── ROWS
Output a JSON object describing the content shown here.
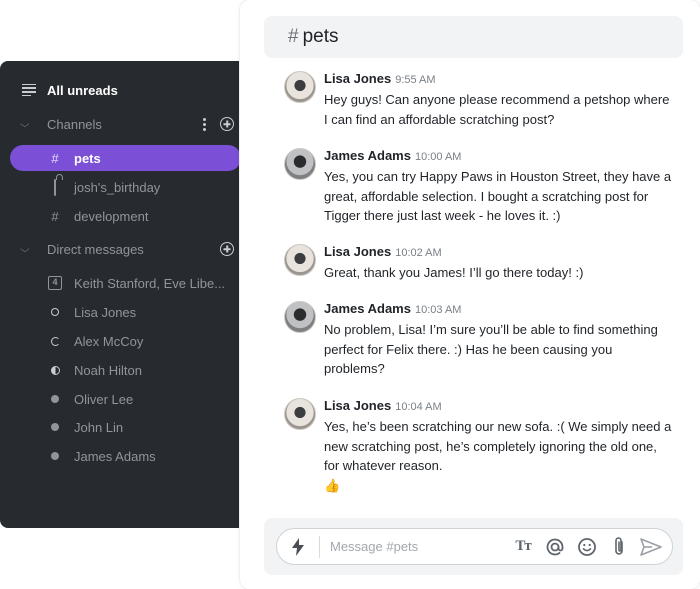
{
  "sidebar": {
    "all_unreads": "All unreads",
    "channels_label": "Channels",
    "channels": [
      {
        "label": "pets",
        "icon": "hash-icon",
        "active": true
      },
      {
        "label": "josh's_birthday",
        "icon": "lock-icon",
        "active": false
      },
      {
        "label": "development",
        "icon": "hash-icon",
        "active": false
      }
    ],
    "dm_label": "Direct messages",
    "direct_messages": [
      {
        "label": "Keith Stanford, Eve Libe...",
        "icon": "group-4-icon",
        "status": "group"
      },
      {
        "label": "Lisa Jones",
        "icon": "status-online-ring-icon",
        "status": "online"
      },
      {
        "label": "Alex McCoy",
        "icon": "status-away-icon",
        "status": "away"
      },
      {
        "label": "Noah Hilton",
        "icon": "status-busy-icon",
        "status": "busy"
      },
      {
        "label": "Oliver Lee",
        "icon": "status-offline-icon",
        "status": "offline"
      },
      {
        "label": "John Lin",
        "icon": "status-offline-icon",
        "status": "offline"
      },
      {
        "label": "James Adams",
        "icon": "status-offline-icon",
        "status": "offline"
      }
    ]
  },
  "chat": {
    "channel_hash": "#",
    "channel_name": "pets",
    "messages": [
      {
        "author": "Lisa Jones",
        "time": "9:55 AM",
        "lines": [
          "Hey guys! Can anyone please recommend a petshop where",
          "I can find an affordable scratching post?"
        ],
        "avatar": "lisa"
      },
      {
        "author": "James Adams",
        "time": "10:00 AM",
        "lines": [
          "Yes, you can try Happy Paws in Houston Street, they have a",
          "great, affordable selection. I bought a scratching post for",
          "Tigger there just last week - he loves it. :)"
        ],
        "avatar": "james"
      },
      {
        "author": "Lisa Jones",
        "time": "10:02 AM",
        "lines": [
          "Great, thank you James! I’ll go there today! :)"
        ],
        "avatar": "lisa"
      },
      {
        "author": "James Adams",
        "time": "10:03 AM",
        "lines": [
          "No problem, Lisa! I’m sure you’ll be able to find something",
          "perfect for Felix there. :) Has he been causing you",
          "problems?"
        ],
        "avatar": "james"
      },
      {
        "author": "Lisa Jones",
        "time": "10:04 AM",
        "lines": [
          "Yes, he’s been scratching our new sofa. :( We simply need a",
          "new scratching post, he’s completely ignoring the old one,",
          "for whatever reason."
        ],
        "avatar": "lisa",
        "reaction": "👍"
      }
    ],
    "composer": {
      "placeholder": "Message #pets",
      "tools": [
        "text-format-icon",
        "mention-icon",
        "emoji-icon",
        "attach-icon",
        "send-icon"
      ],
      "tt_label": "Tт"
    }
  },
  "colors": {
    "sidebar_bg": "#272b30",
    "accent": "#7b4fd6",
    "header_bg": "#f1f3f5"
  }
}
────
── ROWS
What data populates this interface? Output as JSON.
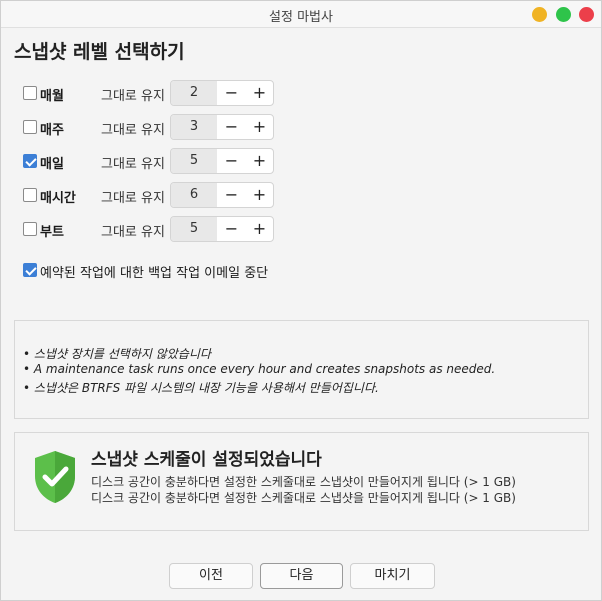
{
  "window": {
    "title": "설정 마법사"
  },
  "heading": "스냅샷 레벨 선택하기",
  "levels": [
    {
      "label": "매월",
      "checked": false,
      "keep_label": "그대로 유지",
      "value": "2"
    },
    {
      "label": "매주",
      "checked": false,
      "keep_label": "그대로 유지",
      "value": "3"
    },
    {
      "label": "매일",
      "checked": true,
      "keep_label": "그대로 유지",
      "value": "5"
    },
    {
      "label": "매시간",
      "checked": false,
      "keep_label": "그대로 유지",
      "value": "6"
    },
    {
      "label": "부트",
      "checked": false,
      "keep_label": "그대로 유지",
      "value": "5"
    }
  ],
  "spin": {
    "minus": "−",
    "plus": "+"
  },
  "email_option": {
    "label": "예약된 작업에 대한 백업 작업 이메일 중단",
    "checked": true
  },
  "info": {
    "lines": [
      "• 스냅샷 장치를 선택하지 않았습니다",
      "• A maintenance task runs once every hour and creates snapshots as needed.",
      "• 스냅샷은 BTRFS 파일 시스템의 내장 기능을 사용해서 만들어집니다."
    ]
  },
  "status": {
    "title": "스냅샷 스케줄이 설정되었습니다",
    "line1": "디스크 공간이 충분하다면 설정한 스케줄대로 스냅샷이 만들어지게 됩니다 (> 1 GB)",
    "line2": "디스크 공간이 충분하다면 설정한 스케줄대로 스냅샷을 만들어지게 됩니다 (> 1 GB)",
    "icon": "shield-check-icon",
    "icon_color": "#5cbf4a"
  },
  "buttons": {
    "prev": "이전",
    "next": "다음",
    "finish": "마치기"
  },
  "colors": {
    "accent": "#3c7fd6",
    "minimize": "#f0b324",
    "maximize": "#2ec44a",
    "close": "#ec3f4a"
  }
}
────
── ROWS
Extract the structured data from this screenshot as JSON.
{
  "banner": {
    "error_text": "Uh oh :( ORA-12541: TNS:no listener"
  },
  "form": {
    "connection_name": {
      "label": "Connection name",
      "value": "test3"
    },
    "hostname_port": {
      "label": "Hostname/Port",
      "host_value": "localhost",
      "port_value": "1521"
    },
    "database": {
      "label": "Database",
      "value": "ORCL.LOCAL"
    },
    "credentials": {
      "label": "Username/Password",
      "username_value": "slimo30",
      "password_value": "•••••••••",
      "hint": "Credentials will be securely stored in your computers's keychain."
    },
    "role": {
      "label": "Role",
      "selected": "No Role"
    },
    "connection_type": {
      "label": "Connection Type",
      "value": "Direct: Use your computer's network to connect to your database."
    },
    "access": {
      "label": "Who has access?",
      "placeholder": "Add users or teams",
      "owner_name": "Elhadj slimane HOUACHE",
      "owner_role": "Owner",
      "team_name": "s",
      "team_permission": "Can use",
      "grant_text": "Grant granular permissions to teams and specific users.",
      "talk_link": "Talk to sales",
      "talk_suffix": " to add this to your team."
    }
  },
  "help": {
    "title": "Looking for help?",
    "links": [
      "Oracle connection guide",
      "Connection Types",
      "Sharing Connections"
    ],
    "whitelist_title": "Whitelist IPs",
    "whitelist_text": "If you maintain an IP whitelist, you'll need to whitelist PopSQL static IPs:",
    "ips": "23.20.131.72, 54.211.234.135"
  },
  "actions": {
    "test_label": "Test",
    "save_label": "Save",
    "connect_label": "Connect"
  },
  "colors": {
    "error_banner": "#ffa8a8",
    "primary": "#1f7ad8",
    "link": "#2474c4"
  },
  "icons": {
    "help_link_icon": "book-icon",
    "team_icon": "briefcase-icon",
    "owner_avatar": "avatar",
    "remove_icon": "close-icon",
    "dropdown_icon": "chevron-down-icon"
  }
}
────
#### [PROBLEM TO WORK ON]
Where a line of the data holds "스케줄대로", show that line.

#### [COMPLETE RESPONSE]
    "line1": "디스크 공간이 충분하다면 설정한 스케줄대로 스냅샷이 만들어지게 됩니다 (> 1 GB)",
    "line2": "디스크 공간이 충분하다면 설정한 스케줄대로 스냅샷을 만들어지게 됩니다 (> 1 GB)",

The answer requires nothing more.